Find how many lines hold the word "Стимулирование". Give only the number.

━━━━━━━━━━━━━━━━━━━━━━━━━━━━━━

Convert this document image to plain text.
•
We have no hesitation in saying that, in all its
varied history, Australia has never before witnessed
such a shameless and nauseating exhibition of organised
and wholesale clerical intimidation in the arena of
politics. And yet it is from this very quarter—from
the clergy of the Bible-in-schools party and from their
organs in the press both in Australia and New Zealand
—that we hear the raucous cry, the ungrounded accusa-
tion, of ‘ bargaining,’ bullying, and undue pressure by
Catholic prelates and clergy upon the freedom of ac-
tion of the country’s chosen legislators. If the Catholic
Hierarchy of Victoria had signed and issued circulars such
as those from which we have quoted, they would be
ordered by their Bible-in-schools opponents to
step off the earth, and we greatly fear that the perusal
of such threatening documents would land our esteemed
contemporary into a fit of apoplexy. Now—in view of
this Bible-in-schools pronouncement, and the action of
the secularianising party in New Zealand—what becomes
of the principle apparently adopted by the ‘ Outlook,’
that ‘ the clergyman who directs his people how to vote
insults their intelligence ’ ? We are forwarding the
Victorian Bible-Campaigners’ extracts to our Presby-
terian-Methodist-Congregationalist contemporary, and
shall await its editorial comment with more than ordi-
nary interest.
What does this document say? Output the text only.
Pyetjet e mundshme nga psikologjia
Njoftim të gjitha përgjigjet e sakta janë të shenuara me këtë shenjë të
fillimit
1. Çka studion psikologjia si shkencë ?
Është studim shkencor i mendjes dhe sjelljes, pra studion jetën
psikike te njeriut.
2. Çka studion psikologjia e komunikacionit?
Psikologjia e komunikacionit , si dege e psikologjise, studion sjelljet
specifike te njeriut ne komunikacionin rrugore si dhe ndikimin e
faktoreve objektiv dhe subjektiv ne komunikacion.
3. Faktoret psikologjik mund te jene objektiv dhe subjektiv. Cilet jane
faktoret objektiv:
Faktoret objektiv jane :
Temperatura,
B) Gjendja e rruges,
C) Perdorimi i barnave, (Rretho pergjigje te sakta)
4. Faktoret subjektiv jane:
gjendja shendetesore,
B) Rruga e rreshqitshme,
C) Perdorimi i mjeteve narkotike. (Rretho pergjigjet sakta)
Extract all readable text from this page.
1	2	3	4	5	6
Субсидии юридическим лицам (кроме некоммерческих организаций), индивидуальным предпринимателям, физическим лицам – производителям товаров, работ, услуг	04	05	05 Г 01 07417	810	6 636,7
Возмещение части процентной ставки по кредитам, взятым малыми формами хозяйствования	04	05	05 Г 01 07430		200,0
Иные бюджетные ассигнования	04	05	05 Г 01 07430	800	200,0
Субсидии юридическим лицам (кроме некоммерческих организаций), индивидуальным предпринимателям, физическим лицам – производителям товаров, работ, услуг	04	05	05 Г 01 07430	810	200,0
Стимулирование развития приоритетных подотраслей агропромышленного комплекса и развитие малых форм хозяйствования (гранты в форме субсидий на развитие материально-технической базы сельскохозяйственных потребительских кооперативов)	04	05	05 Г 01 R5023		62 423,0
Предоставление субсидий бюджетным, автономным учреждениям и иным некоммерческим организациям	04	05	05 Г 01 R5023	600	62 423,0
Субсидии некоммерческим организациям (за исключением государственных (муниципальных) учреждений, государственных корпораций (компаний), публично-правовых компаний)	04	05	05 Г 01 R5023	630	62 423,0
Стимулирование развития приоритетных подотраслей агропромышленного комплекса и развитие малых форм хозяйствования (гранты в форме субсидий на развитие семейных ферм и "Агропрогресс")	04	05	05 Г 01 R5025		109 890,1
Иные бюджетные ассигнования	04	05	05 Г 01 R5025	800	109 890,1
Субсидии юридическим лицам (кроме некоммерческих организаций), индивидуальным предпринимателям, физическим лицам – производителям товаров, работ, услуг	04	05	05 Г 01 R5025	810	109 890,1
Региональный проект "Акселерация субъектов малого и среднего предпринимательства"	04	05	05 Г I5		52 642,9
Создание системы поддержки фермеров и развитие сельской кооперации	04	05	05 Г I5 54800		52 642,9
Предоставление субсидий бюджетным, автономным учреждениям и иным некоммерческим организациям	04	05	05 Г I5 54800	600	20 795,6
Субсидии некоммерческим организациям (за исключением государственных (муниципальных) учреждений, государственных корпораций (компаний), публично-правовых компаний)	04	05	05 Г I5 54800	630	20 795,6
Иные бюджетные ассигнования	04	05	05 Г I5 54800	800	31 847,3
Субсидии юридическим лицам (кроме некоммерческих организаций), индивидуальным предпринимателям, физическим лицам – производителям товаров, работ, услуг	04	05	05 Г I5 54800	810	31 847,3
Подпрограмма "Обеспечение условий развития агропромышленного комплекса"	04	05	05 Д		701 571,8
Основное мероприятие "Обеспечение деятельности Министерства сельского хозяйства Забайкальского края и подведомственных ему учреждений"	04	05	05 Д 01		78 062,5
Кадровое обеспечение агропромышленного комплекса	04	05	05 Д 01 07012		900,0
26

━━━━━━━━━━━━━━━━━━━━━━━━━━━━━━

- _CORRECT ANSWER_:
2